_Problem requirements_:
Images are not part of the copy; transcribe all the data exactly.

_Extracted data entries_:
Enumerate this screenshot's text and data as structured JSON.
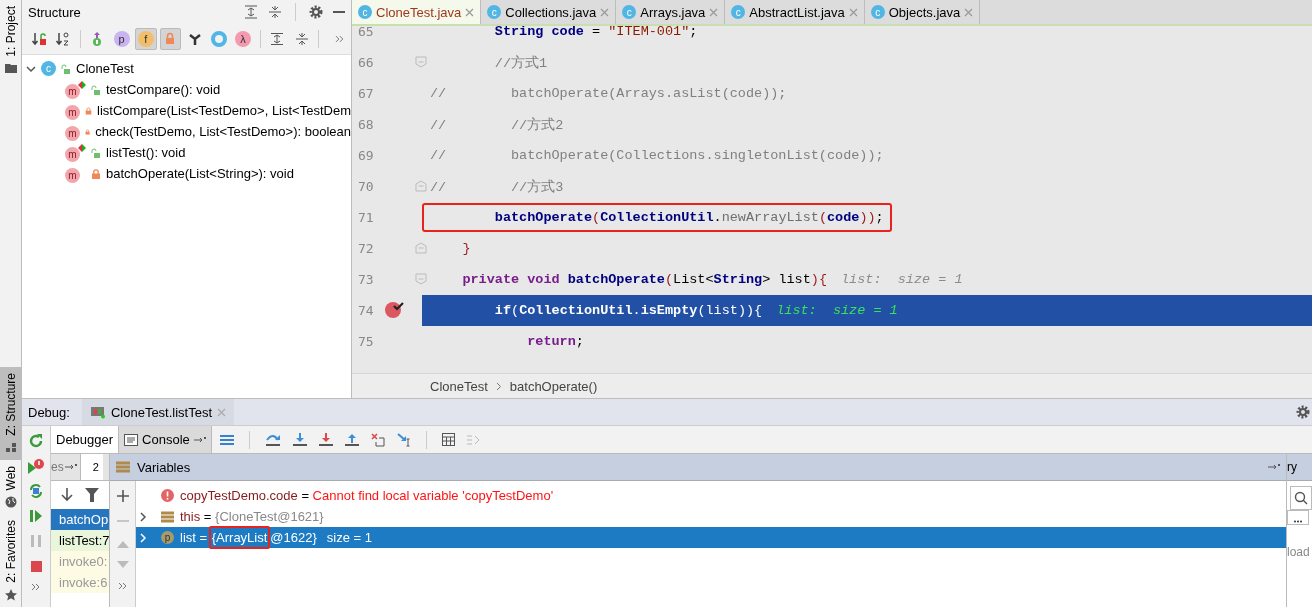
{
  "left_stripe": {
    "top_tabs": [
      {
        "label": "1: Project",
        "selected": false
      }
    ],
    "bottom_tabs": [
      {
        "label": "Z: Structure",
        "selected": true
      },
      {
        "label": "Web",
        "selected": false
      },
      {
        "label": "2: Favorites",
        "selected": false
      }
    ]
  },
  "structure": {
    "title": "Structure",
    "toolbar": [
      {
        "kind": "sort-visibility",
        "pressed": false
      },
      {
        "kind": "sort-alpha",
        "pressed": false
      },
      {
        "kind": "inherited",
        "pressed": false
      },
      {
        "kind": "properties",
        "glyph": "p",
        "pressed": false
      },
      {
        "kind": "fields",
        "glyph": "f",
        "pressed": true
      },
      {
        "kind": "non-public",
        "pressed": true
      },
      {
        "kind": "anonymous",
        "pressed": false
      },
      {
        "kind": "ring",
        "pressed": false
      },
      {
        "kind": "lambdas",
        "glyph": "λ",
        "pressed": false
      },
      {
        "kind": "expand",
        "pressed": false
      },
      {
        "kind": "collapse",
        "pressed": false
      }
    ],
    "tree": {
      "label": "CloneTest",
      "glyph": "c",
      "expanded": true,
      "children": [
        {
          "label": "testCompare(): void",
          "glyph": "m",
          "private": false,
          "runnable": true
        },
        {
          "label": "listCompare(List<TestDemo>, List<TestDem",
          "glyph": "m",
          "private": true,
          "runnable": false
        },
        {
          "label": "check(TestDemo, List<TestDemo>): boolean",
          "glyph": "m",
          "private": true,
          "runnable": false
        },
        {
          "label": "listTest(): void",
          "glyph": "m",
          "private": false,
          "runnable": true
        },
        {
          "label": "batchOperate(List<String>): void",
          "glyph": "m",
          "private": true,
          "runnable": false
        }
      ]
    }
  },
  "editor": {
    "tabs": [
      {
        "label": "CloneTest.java",
        "glyph": "c",
        "selected": true
      },
      {
        "label": "Collections.java",
        "glyph": "c",
        "selected": false
      },
      {
        "label": "Arrays.java",
        "glyph": "c",
        "selected": false
      },
      {
        "label": "AbstractList.java",
        "glyph": "c",
        "selected": false
      },
      {
        "label": "Objects.java",
        "glyph": "c",
        "selected": false
      }
    ],
    "lines": [
      {
        "number": "65",
        "selected": false,
        "boxed": false,
        "tokens": [
          {
            "kind": "ident",
            "text": "        String"
          },
          {
            "kind": "ident",
            "text": " code"
          },
          {
            "kind": "plain",
            "text": " = "
          },
          {
            "kind": "string",
            "text": "\"ITEM-001\""
          },
          {
            "kind": "plain",
            "text": ";"
          }
        ]
      },
      {
        "number": "66",
        "selected": false,
        "boxed": false,
        "fold_start": true,
        "tokens": [
          {
            "kind": "comment",
            "text": "        //方式1"
          }
        ]
      },
      {
        "number": "67",
        "selected": false,
        "boxed": false,
        "tokens": [
          {
            "kind": "comment",
            "text": "//        batchOperate(Arrays.asList(code));"
          }
        ]
      },
      {
        "number": "68",
        "selected": false,
        "boxed": false,
        "tokens": [
          {
            "kind": "comment",
            "text": "//        //方式2"
          }
        ]
      },
      {
        "number": "69",
        "selected": false,
        "boxed": false,
        "tokens": [
          {
            "kind": "comment",
            "text": "//        batchOperate(Collections.singletonList(code));"
          }
        ]
      },
      {
        "number": "70",
        "selected": false,
        "boxed": false,
        "fold_end": true,
        "tokens": [
          {
            "kind": "comment",
            "text": "//        //方式3"
          }
        ]
      },
      {
        "number": "71",
        "selected": false,
        "boxed": true,
        "tokens": [
          {
            "kind": "ident",
            "text": "        batchOperate"
          },
          {
            "kind": "paren",
            "text": "("
          },
          {
            "kind": "ident",
            "text": "CollectionUtil"
          },
          {
            "kind": "plain",
            "text": "."
          },
          {
            "kind": "static",
            "text": "newArrayList"
          },
          {
            "kind": "paren",
            "text": "("
          },
          {
            "kind": "ident",
            "text": "code"
          },
          {
            "kind": "paren",
            "text": "))"
          },
          {
            "kind": "plain",
            "text": ";"
          }
        ]
      },
      {
        "number": "72",
        "selected": false,
        "boxed": false,
        "fold_end": true,
        "tokens": [
          {
            "kind": "paren",
            "text": "    }"
          }
        ]
      },
      {
        "number": "73",
        "selected": false,
        "boxed": false,
        "fold_start": true,
        "hint": "list:  size = 1",
        "tokens": [
          {
            "kind": "keyword",
            "text": "    private void"
          },
          {
            "kind": "ident",
            "text": " batchOperate"
          },
          {
            "kind": "paren",
            "text": "("
          },
          {
            "kind": "plain",
            "text": "List<"
          },
          {
            "kind": "ident",
            "text": "String"
          },
          {
            "kind": "plain",
            "text": "> list"
          },
          {
            "kind": "paren",
            "text": "){"
          }
        ]
      },
      {
        "number": "74",
        "selected": true,
        "boxed": false,
        "breakpoint": true,
        "hint": "list:  size = 1",
        "tokens": [
          {
            "kind": "keyword",
            "text": "        if"
          },
          {
            "kind": "paren",
            "text": "("
          },
          {
            "kind": "ident",
            "text": "CollectionUtil"
          },
          {
            "kind": "plain",
            "text": "."
          },
          {
            "kind": "ident",
            "text": "isEmpty"
          },
          {
            "kind": "paren",
            "text": "("
          },
          {
            "kind": "plain",
            "text": "list"
          },
          {
            "kind": "paren",
            "text": ")){"
          }
        ]
      },
      {
        "number": "75",
        "selected": false,
        "boxed": false,
        "tokens": [
          {
            "kind": "keyword",
            "text": "            return"
          },
          {
            "kind": "plain",
            "text": ";"
          }
        ]
      }
    ],
    "breadcrumbs": [
      "CloneTest",
      "batchOperate()"
    ]
  },
  "debug": {
    "title": "Debug:",
    "session": "CloneTest.listTest",
    "tabs": [
      {
        "label": "Debugger",
        "selected": true
      },
      {
        "label": "Console",
        "selected": false
      }
    ],
    "frames": {
      "tab_fragment": "es",
      "threads_count": "2",
      "rows": [
        {
          "label": "batchOp",
          "kind": "current",
          "selected": true
        },
        {
          "label": "listTest:7",
          "kind": "user",
          "selected": false
        },
        {
          "label": "invoke0:",
          "kind": "library",
          "selected": false
        },
        {
          "label": "invoke:6",
          "kind": "library",
          "selected": false
        }
      ]
    },
    "variables": {
      "title": "Variables",
      "rows": [
        {
          "kind": "error",
          "name": "copyTestDemo.code",
          "operator": "=",
          "value": [
            {
              "text": "Cannot find local variable 'copyTestDemo'",
              "boxed": false
            }
          ],
          "expandable": false,
          "selected": false
        },
        {
          "kind": "object",
          "name": "this",
          "operator": "=",
          "value": [
            {
              "text": "{CloneTest@1621}",
              "boxed": false
            }
          ],
          "expandable": true,
          "selected": false
        },
        {
          "kind": "param",
          "glyph": "p",
          "name": "list",
          "operator": "=",
          "value": [
            {
              "text": "{ArrayList",
              "boxed": true
            },
            {
              "text": "@1622}",
              "boxed": false
            }
          ],
          "extra": "size = 1",
          "expandable": true,
          "selected": true
        }
      ]
    },
    "memory": {
      "tab_fragment": "ry",
      "text": "load"
    }
  }
}
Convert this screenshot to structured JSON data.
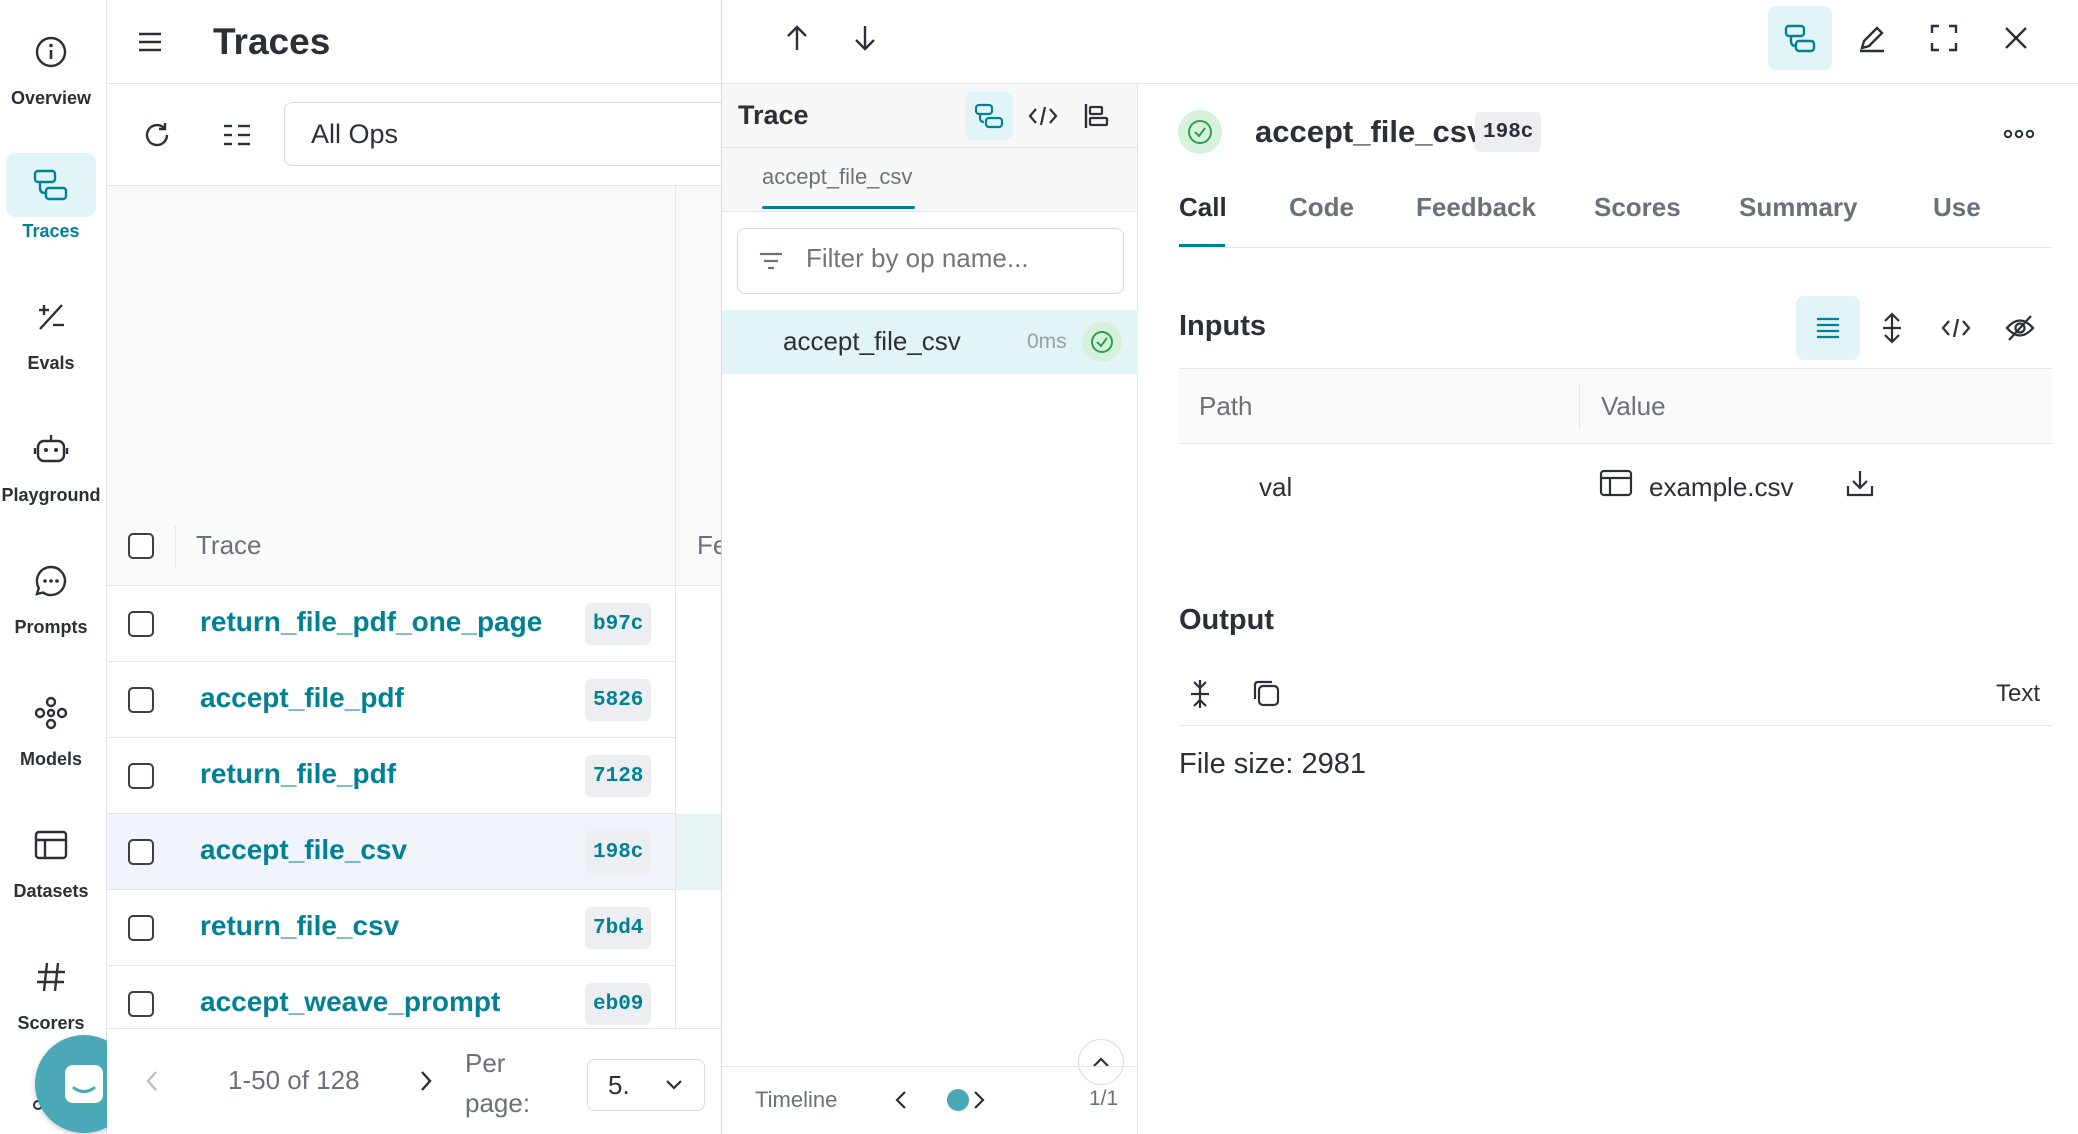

_Task result_:
Enumerate this screenshot's text and data as structured JSON.
{
  "left_stripe": {
    "top_tabs": [
      {
        "label": "1: Project",
        "selected": false
      }
    ],
    "bottom_tabs": [
      {
        "label": "Z: Structure",
        "selected": true
      },
      {
        "label": "Web",
        "selected": false
      },
      {
        "label": "2: Favorites",
        "selected": false
      }
    ]
  },
  "structure": {
    "title": "Structure",
    "toolbar": [
      {
        "kind": "sort-visibility",
        "pressed": false
      },
      {
        "kind": "sort-alpha",
        "pressed": false
      },
      {
        "kind": "inherited",
        "pressed": false
      },
      {
        "kind": "properties",
        "glyph": "p",
        "pressed": false
      },
      {
        "kind": "fields",
        "glyph": "f",
        "pressed": true
      },
      {
        "kind": "non-public",
        "pressed": true
      },
      {
        "kind": "anonymous",
        "pressed": false
      },
      {
        "kind": "ring",
        "pressed": false
      },
      {
        "kind": "lambdas",
        "glyph": "λ",
        "pressed": false
      },
      {
        "kind": "expand",
        "pressed": false
      },
      {
        "kind": "collapse",
        "pressed": false
      }
    ],
    "tree": {
      "label": "CloneTest",
      "glyph": "c",
      "expanded": true,
      "children": [
        {
          "label": "testCompare(): void",
          "glyph": "m",
          "private": false,
          "runnable": true
        },
        {
          "label": "listCompare(List<TestDemo>, List<TestDem",
          "glyph": "m",
          "private": true,
          "runnable": false
        },
        {
          "label": "check(TestDemo, List<TestDemo>): boolean",
          "glyph": "m",
          "private": true,
          "runnable": false
        },
        {
          "label": "listTest(): void",
          "glyph": "m",
          "private": false,
          "runnable": true
        },
        {
          "label": "batchOperate(List<String>): void",
          "glyph": "m",
          "private": true,
          "runnable": false
        }
      ]
    }
  },
  "editor": {
    "tabs": [
      {
        "label": "CloneTest.java",
        "glyph": "c",
        "selected": true
      },
      {
        "label": "Collections.java",
        "glyph": "c",
        "selected": false
      },
      {
        "label": "Arrays.java",
        "glyph": "c",
        "selected": false
      },
      {
        "label": "AbstractList.java",
        "glyph": "c",
        "selected": false
      },
      {
        "label": "Objects.java",
        "glyph": "c",
        "selected": false
      }
    ],
    "lines": [
      {
        "number": "65",
        "selected": false,
        "boxed": false,
        "tokens": [
          {
            "kind": "ident",
            "text": "        String"
          },
          {
            "kind": "ident",
            "text": " code"
          },
          {
            "kind": "plain",
            "text": " = "
          },
          {
            "kind": "string",
            "text": "\"ITEM-001\""
          },
          {
            "kind": "plain",
            "text": ";"
          }
        ]
      },
      {
        "number": "66",
        "selected": false,
        "boxed": false,
        "fold_start": true,
        "tokens": [
          {
            "kind": "comment",
            "text": "        //方式1"
          }
        ]
      },
      {
        "number": "67",
        "selected": false,
        "boxed": false,
        "tokens": [
          {
            "kind": "comment",
            "text": "//        batchOperate(Arrays.asList(code));"
          }
        ]
      },
      {
        "number": "68",
        "selected": false,
        "boxed": false,
        "tokens": [
          {
            "kind": "comment",
            "text": "//        //方式2"
          }
        ]
      },
      {
        "number": "69",
        "selected": false,
        "boxed": false,
        "tokens": [
          {
            "kind": "comment",
            "text": "//        batchOperate(Collections.singletonList(code));"
          }
        ]
      },
      {
        "number": "70",
        "selected": false,
        "boxed": false,
        "fold_end": true,
        "tokens": [
          {
            "kind": "comment",
            "text": "//        //方式3"
          }
        ]
      },
      {
        "number": "71",
        "selected": false,
        "boxed": true,
        "tokens": [
          {
            "kind": "ident",
            "text": "        batchOperate"
          },
          {
            "kind": "paren",
            "text": "("
          },
          {
            "kind": "ident",
            "text": "CollectionUtil"
          },
          {
            "kind": "plain",
            "text": "."
          },
          {
            "kind": "static",
            "text": "newArrayList"
          },
          {
            "kind": "paren",
            "text": "("
          },
          {
            "kind": "ident",
            "text": "code"
          },
          {
            "kind": "paren",
            "text": "))"
          },
          {
            "kind": "plain",
            "text": ";"
          }
        ]
      },
      {
        "number": "72",
        "selected": false,
        "boxed": false,
        "fold_end": true,
        "tokens": [
          {
            "kind": "paren",
            "text": "    }"
          }
        ]
      },
      {
        "number": "73",
        "selected": false,
        "boxed": false,
        "fold_start": true,
        "hint": "list:  size = 1",
        "tokens": [
          {
            "kind": "keyword",
            "text": "    private void"
          },
          {
            "kind": "ident",
            "text": " batchOperate"
          },
          {
            "kind": "paren",
            "text": "("
          },
          {
            "kind": "plain",
            "text": "List<"
          },
          {
            "kind": "ident",
            "text": "String"
          },
          {
            "kind": "plain",
            "text": "> list"
          },
          {
            "kind": "paren",
            "text": "){"
          }
        ]
      },
      {
        "number": "74",
        "selected": true,
        "boxed": false,
        "breakpoint": true,
        "hint": "list:  size = 1",
        "tokens": [
          {
            "kind": "keyword",
            "text": "        if"
          },
          {
            "kind": "paren",
            "text": "("
          },
          {
            "kind": "ident",
            "text": "CollectionUtil"
          },
          {
            "kind": "plain",
            "text": "."
          },
          {
            "kind": "ident",
            "text": "isEmpty"
          },
          {
            "kind": "paren",
            "text": "("
          },
          {
            "kind": "plain",
            "text": "list"
          },
          {
            "kind": "paren",
            "text": ")){"
          }
        ]
      },
      {
        "number": "75",
        "selected": false,
        "boxed": false,
        "tokens": [
          {
            "kind": "keyword",
            "text": "            return"
          },
          {
            "kind": "plain",
            "text": ";"
          }
        ]
      }
    ],
    "breadcrumbs": [
      "CloneTest",
      "batchOperate()"
    ]
  },
  "debug": {
    "title": "Debug:",
    "session": "CloneTest.listTest",
    "tabs": [
      {
        "label": "Debugger",
        "selected": true
      },
      {
        "label": "Console",
        "selected": false
      }
    ],
    "frames": {
      "tab_fragment": "es",
      "threads_count": "2",
      "rows": [
        {
          "label": "batchOp",
          "kind": "current",
          "selected": true
        },
        {
          "label": "listTest:7",
          "kind": "user",
          "selected": false
        },
        {
          "label": "invoke0:",
          "kind": "library",
          "selected": false
        },
        {
          "label": "invoke:6",
          "kind": "library",
          "selected": false
        }
      ]
    },
    "variables": {
      "title": "Variables",
      "rows": [
        {
          "kind": "error",
          "name": "copyTestDemo.code",
          "operator": "=",
          "value": [
            {
              "text": "Cannot find local variable 'copyTestDemo'",
              "boxed": false
            }
          ],
          "expandable": false,
          "selected": false
        },
        {
          "kind": "object",
          "name": "this",
          "operator": "=",
          "value": [
            {
              "text": "{CloneTest@1621}",
              "boxed": false
            }
          ],
          "expandable": true,
          "selected": false
        },
        {
          "kind": "param",
          "glyph": "p",
          "name": "list",
          "operator": "=",
          "value": [
            {
              "text": "{ArrayList",
              "boxed": true
            },
            {
              "text": "@1622}",
              "boxed": false
            }
          ],
          "extra": "size = 1",
          "expandable": true,
          "selected": true
        }
      ]
    },
    "memory": {
      "tab_fragment": "ry",
      "text": "load"
    }
  }
}
Convert this screenshot to structured JSON data.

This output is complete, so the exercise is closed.